Reproduce every line of the data below verbatim, keeping each character, space, and line break as it appears.

## begin Material for this task

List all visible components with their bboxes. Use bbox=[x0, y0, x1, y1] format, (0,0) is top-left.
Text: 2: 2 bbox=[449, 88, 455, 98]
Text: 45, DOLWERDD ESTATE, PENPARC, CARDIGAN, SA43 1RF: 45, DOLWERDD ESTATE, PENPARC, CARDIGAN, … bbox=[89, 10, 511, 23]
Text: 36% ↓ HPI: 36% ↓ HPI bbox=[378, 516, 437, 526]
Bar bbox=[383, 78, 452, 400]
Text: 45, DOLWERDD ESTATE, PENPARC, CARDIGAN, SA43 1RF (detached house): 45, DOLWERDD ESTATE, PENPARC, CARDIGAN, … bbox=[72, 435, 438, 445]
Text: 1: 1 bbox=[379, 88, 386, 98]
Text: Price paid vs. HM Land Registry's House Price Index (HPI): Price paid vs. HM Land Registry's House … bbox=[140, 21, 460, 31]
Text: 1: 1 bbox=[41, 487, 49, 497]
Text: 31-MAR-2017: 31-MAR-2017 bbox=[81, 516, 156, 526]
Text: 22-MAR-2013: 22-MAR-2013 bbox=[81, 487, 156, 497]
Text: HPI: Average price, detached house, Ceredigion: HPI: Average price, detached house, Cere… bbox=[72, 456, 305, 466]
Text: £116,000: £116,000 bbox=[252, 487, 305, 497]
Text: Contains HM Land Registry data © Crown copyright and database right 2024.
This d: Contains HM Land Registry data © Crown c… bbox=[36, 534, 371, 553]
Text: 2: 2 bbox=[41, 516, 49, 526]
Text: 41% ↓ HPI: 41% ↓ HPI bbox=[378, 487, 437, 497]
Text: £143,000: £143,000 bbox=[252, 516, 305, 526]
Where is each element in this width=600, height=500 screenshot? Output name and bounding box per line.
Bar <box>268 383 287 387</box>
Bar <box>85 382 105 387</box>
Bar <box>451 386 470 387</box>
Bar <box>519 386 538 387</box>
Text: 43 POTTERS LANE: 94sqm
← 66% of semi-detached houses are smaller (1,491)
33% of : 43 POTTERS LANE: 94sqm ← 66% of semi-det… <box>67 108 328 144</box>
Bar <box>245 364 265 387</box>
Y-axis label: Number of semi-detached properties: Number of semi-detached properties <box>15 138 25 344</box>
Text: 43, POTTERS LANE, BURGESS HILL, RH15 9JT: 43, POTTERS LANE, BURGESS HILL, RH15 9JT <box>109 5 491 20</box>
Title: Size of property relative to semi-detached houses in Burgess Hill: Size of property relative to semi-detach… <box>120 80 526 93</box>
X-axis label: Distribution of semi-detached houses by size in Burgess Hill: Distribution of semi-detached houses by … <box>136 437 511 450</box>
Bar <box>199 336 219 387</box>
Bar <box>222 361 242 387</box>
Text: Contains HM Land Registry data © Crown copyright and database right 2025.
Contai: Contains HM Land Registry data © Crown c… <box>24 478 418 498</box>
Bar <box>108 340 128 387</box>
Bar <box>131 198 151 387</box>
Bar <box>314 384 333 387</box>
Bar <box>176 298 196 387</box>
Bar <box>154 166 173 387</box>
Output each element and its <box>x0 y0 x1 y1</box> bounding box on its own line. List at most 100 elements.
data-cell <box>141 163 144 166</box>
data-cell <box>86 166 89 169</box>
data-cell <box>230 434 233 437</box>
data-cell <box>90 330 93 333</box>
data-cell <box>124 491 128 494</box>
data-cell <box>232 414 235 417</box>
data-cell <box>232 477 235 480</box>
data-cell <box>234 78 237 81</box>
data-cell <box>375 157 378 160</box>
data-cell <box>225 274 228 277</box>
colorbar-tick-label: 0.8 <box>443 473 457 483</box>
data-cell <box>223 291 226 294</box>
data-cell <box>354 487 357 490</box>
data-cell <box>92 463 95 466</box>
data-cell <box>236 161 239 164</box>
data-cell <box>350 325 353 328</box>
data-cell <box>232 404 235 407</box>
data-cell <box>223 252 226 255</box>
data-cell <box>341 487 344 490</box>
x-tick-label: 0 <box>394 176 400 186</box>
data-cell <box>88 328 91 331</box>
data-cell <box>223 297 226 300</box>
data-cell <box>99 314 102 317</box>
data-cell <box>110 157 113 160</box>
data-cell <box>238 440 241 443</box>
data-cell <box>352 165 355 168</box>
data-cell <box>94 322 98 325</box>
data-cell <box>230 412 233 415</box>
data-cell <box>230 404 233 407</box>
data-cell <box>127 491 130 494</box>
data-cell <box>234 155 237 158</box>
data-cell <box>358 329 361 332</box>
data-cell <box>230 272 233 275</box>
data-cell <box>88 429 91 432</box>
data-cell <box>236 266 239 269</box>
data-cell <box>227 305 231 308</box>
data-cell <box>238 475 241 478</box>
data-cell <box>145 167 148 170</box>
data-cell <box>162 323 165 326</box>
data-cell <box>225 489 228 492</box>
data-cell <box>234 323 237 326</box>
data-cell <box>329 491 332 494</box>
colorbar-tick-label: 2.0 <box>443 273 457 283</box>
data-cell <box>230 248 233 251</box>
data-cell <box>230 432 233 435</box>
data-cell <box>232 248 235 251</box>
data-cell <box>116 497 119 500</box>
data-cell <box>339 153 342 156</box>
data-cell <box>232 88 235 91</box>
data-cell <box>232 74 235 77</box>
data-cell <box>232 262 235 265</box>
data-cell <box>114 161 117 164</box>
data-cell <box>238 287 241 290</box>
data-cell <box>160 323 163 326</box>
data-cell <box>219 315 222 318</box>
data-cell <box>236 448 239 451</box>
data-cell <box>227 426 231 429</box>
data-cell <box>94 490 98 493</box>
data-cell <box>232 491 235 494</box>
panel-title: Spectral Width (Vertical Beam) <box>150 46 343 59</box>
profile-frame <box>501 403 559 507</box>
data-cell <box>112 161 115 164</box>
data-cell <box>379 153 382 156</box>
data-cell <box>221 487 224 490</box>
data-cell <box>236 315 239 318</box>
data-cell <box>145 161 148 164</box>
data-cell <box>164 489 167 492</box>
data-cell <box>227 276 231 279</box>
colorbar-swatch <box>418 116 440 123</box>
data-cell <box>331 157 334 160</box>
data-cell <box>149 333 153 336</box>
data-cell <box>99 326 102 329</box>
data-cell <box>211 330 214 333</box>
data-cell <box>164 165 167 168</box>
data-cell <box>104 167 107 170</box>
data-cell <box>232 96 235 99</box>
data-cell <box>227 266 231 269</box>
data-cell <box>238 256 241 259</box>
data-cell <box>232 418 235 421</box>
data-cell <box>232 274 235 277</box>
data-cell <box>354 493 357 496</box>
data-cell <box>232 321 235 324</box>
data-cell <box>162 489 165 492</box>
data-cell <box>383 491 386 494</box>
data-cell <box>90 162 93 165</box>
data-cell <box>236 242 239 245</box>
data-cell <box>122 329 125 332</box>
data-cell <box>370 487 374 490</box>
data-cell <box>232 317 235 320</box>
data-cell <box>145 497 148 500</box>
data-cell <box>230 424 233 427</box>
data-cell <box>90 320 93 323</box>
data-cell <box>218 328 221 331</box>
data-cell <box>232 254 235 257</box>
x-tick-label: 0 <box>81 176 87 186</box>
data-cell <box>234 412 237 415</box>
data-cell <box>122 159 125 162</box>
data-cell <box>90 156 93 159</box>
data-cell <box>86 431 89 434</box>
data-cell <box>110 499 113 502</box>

## end Material for this task

▶ _Written solution_
List all visible components with their bboxes. Use bbox=[x0, y0, x1, y1] format, (0,0) is top-left.
Text: 2: 2 bbox=[449, 88, 455, 98]
Text: 45, DOLWERDD ESTATE, PENPARC, CARDIGAN, SA43 1RF: 45, DOLWERDD ESTATE, PENPARC, CARDIGAN, … bbox=[89, 10, 511, 23]
Text: 36% ↓ HPI: 36% ↓ HPI bbox=[378, 516, 437, 526]
Bar bbox=[383, 78, 452, 400]
Text: 45, DOLWERDD ESTATE, PENPARC, CARDIGAN, SA43 1RF (detached house): 45, DOLWERDD ESTATE, PENPARC, CARDIGAN, … bbox=[72, 435, 438, 445]
Text: 1: 1 bbox=[379, 88, 386, 98]
Text: Price paid vs. HM Land Registry's House Price Index (HPI): Price paid vs. HM Land Registry's House … bbox=[140, 21, 460, 31]
Text: 1: 1 bbox=[41, 487, 49, 497]
Text: 31-MAR-2017: 31-MAR-2017 bbox=[81, 516, 156, 526]
Text: 22-MAR-2013: 22-MAR-2013 bbox=[81, 487, 156, 497]
Text: HPI: Average price, detached house, Ceredigion: HPI: Average price, detached house, Cere… bbox=[72, 456, 305, 466]
Text: £116,000: £116,000 bbox=[252, 487, 305, 497]
Text: Contains HM Land Registry data © Crown copyright and database right 2024.
This d: Contains HM Land Registry data © Crown c… bbox=[36, 534, 371, 553]
Text: 2: 2 bbox=[41, 516, 49, 526]
Text: 41% ↓ HPI: 41% ↓ HPI bbox=[378, 487, 437, 497]
Text: £143,000: £143,000 bbox=[252, 516, 305, 526]
Where is each element in this width=600, height=500 screenshot? Output name and bounding box per line.
Bar <box>268 383 287 387</box>
Bar <box>85 382 105 387</box>
Bar <box>451 386 470 387</box>
Bar <box>519 386 538 387</box>
Text: 43 POTTERS LANE: 94sqm
← 66% of semi-detached houses are smaller (1,491)
33% of : 43 POTTERS LANE: 94sqm ← 66% of semi-det… <box>67 108 328 144</box>
Bar <box>245 364 265 387</box>
Y-axis label: Number of semi-detached properties: Number of semi-detached properties <box>15 138 25 344</box>
Text: 43, POTTERS LANE, BURGESS HILL, RH15 9JT: 43, POTTERS LANE, BURGESS HILL, RH15 9JT <box>109 5 491 20</box>
Title: Size of property relative to semi-detached houses in Burgess Hill: Size of property relative to semi-detach… <box>120 80 526 93</box>
X-axis label: Distribution of semi-detached houses by size in Burgess Hill: Distribution of semi-detached houses by … <box>136 437 511 450</box>
Bar <box>199 336 219 387</box>
Bar <box>222 361 242 387</box>
Text: Contains HM Land Registry data © Crown copyright and database right 2025.
Contai: Contains HM Land Registry data © Crown c… <box>24 478 418 498</box>
Bar <box>108 340 128 387</box>
Bar <box>131 198 151 387</box>
Bar <box>314 384 333 387</box>
Bar <box>176 298 196 387</box>
Bar <box>154 166 173 387</box>
Output each element and its <box>x0 y0 x1 y1</box> bounding box on its own line. List at most 100 elements.
data-cell <box>141 163 144 166</box>
data-cell <box>86 166 89 169</box>
data-cell <box>230 434 233 437</box>
data-cell <box>90 330 93 333</box>
data-cell <box>124 491 128 494</box>
data-cell <box>232 414 235 417</box>
data-cell <box>232 477 235 480</box>
data-cell <box>234 78 237 81</box>
data-cell <box>375 157 378 160</box>
data-cell <box>225 274 228 277</box>
colorbar-tick-label: 0.8 <box>443 473 457 483</box>
data-cell <box>223 291 226 294</box>
data-cell <box>354 487 357 490</box>
data-cell <box>92 463 95 466</box>
data-cell <box>236 161 239 164</box>
data-cell <box>350 325 353 328</box>
data-cell <box>232 404 235 407</box>
data-cell <box>223 252 226 255</box>
data-cell <box>341 487 344 490</box>
x-tick-label: 0 <box>394 176 400 186</box>
data-cell <box>88 328 91 331</box>
data-cell <box>223 297 226 300</box>
data-cell <box>99 314 102 317</box>
data-cell <box>110 157 113 160</box>
data-cell <box>238 440 241 443</box>
data-cell <box>352 165 355 168</box>
data-cell <box>94 322 98 325</box>
data-cell <box>230 412 233 415</box>
data-cell <box>230 404 233 407</box>
data-cell <box>127 491 130 494</box>
data-cell <box>234 155 237 158</box>
data-cell <box>358 329 361 332</box>
data-cell <box>230 272 233 275</box>
data-cell <box>88 429 91 432</box>
data-cell <box>236 266 239 269</box>
data-cell <box>227 305 231 308</box>
data-cell <box>238 475 241 478</box>
data-cell <box>145 167 148 170</box>
data-cell <box>162 323 165 326</box>
data-cell <box>225 489 228 492</box>
data-cell <box>234 323 237 326</box>
data-cell <box>329 491 332 494</box>
colorbar-tick-label: 2.0 <box>443 273 457 283</box>
data-cell <box>230 248 233 251</box>
data-cell <box>230 432 233 435</box>
data-cell <box>232 248 235 251</box>
data-cell <box>116 497 119 500</box>
data-cell <box>339 153 342 156</box>
data-cell <box>232 88 235 91</box>
data-cell <box>232 74 235 77</box>
data-cell <box>232 262 235 265</box>
data-cell <box>114 161 117 164</box>
data-cell <box>238 287 241 290</box>
data-cell <box>160 323 163 326</box>
data-cell <box>219 315 222 318</box>
data-cell <box>236 448 239 451</box>
data-cell <box>227 426 231 429</box>
data-cell <box>94 490 98 493</box>
data-cell <box>232 491 235 494</box>
panel-title: Spectral Width (Vertical Beam) <box>150 46 343 59</box>
profile-frame <box>501 403 559 507</box>
data-cell <box>112 161 115 164</box>
data-cell <box>379 153 382 156</box>
data-cell <box>221 487 224 490</box>
data-cell <box>236 315 239 318</box>
data-cell <box>145 161 148 164</box>
data-cell <box>164 489 167 492</box>
data-cell <box>227 276 231 279</box>
colorbar-swatch <box>418 116 440 123</box>
data-cell <box>331 157 334 160</box>
data-cell <box>149 333 153 336</box>
data-cell <box>99 326 102 329</box>
data-cell <box>211 330 214 333</box>
data-cell <box>164 165 167 168</box>
data-cell <box>104 167 107 170</box>
data-cell <box>232 96 235 99</box>
data-cell <box>227 266 231 269</box>
data-cell <box>238 256 241 259</box>
data-cell <box>232 418 235 421</box>
data-cell <box>232 274 235 277</box>
data-cell <box>354 493 357 496</box>
data-cell <box>232 321 235 324</box>
data-cell <box>162 489 165 492</box>
data-cell <box>383 491 386 494</box>
data-cell <box>90 162 93 165</box>
data-cell <box>236 242 239 245</box>
data-cell <box>122 329 125 332</box>
data-cell <box>370 487 374 490</box>
data-cell <box>232 317 235 320</box>
data-cell <box>145 497 148 500</box>
data-cell <box>230 424 233 427</box>
data-cell <box>90 320 93 323</box>
data-cell <box>218 328 221 331</box>
data-cell <box>232 254 235 257</box>
x-tick-label: 0 <box>81 176 87 186</box>
data-cell <box>234 412 237 415</box>
data-cell <box>122 159 125 162</box>
data-cell <box>90 156 93 159</box>
data-cell <box>86 431 89 434</box>
data-cell <box>110 499 113 502</box>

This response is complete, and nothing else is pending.